__DESCRIPTION OF THE TASK__:
Do any lines in the data below contain "name"? If so, copy every one of them.

-------- DATASET --------

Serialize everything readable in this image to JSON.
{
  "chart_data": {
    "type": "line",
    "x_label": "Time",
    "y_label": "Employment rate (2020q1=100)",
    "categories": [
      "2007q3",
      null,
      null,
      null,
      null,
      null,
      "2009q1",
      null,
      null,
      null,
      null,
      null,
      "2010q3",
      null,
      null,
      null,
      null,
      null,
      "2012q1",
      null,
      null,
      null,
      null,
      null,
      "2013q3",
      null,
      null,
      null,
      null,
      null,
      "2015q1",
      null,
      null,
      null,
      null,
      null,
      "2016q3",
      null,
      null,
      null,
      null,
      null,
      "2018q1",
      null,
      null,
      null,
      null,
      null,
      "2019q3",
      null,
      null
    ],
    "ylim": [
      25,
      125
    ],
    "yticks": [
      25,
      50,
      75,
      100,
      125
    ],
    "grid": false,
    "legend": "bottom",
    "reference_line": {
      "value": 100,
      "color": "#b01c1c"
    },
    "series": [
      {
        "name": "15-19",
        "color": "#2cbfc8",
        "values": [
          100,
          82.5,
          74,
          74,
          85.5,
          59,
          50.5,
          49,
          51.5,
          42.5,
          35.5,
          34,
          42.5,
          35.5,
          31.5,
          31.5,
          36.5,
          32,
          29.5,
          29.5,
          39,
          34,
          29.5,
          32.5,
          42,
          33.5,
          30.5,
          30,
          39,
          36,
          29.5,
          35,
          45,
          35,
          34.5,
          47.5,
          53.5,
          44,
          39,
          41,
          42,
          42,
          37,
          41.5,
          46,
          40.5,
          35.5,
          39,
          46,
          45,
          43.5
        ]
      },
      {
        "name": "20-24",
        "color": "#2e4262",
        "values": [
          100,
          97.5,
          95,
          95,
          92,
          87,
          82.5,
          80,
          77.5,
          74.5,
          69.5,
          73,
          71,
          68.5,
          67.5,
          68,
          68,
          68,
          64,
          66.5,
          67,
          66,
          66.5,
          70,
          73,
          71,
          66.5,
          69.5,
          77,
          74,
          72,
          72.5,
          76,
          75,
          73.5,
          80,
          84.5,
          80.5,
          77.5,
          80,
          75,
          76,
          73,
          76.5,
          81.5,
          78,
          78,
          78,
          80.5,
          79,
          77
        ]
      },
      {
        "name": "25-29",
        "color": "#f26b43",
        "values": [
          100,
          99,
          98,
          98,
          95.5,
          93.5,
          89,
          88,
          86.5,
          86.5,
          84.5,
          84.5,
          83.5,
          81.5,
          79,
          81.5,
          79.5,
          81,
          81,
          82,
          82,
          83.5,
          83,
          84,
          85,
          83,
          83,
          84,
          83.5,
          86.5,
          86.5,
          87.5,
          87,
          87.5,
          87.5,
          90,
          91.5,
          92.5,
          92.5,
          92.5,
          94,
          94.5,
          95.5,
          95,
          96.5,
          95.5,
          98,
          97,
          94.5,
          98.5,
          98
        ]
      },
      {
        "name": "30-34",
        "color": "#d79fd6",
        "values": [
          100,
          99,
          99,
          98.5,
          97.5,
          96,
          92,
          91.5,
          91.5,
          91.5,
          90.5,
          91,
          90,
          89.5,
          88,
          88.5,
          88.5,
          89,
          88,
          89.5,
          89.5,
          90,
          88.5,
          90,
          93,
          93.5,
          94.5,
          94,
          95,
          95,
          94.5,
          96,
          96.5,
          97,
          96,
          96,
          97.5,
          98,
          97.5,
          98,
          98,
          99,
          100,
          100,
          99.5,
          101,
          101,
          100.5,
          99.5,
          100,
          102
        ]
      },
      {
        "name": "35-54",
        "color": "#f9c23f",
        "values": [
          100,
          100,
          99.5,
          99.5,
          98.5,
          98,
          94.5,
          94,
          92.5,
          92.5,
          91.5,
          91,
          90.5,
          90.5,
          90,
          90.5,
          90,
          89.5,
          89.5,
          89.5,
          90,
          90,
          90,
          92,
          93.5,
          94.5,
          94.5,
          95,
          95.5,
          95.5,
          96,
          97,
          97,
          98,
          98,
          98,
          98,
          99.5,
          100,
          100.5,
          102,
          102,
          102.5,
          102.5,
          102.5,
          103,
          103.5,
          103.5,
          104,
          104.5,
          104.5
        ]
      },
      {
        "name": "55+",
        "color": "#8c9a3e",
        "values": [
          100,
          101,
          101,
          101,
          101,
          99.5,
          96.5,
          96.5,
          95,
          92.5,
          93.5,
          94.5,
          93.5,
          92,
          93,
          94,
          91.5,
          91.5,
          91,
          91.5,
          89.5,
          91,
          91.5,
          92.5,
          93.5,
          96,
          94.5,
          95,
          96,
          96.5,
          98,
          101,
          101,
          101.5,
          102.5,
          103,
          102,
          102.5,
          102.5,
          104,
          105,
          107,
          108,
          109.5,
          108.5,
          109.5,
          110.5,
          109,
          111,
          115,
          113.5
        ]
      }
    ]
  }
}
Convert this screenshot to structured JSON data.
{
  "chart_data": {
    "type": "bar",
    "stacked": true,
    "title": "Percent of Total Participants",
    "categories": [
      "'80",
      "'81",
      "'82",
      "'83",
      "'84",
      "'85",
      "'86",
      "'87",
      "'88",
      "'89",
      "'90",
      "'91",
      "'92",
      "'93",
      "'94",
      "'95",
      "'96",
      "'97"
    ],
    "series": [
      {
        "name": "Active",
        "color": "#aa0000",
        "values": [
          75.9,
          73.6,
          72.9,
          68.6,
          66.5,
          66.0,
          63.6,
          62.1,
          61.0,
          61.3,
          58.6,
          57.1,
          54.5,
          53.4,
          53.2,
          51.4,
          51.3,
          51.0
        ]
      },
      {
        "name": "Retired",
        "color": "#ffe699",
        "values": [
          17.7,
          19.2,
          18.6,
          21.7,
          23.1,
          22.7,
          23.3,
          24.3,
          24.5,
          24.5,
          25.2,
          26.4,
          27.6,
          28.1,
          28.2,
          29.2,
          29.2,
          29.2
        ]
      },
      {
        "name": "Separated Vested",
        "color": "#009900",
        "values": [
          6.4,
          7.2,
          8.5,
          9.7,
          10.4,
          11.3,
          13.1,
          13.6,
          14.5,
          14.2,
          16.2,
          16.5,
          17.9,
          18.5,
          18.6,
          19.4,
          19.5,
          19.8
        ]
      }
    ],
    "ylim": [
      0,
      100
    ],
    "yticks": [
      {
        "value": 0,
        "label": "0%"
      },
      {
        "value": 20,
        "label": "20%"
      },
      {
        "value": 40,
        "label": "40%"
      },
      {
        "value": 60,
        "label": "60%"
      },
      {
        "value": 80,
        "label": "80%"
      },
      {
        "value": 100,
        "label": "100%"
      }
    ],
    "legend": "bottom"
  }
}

--------

__TASK ANSWER__:
        "name": "15-19",
        "name": "20-24",
        "name": "25-29",
        "name": "30-34",
        "name": "35-54",
        "name": "55+",
        "name": "Active",
        "name": "Retired",
        "name": "Separated Vested",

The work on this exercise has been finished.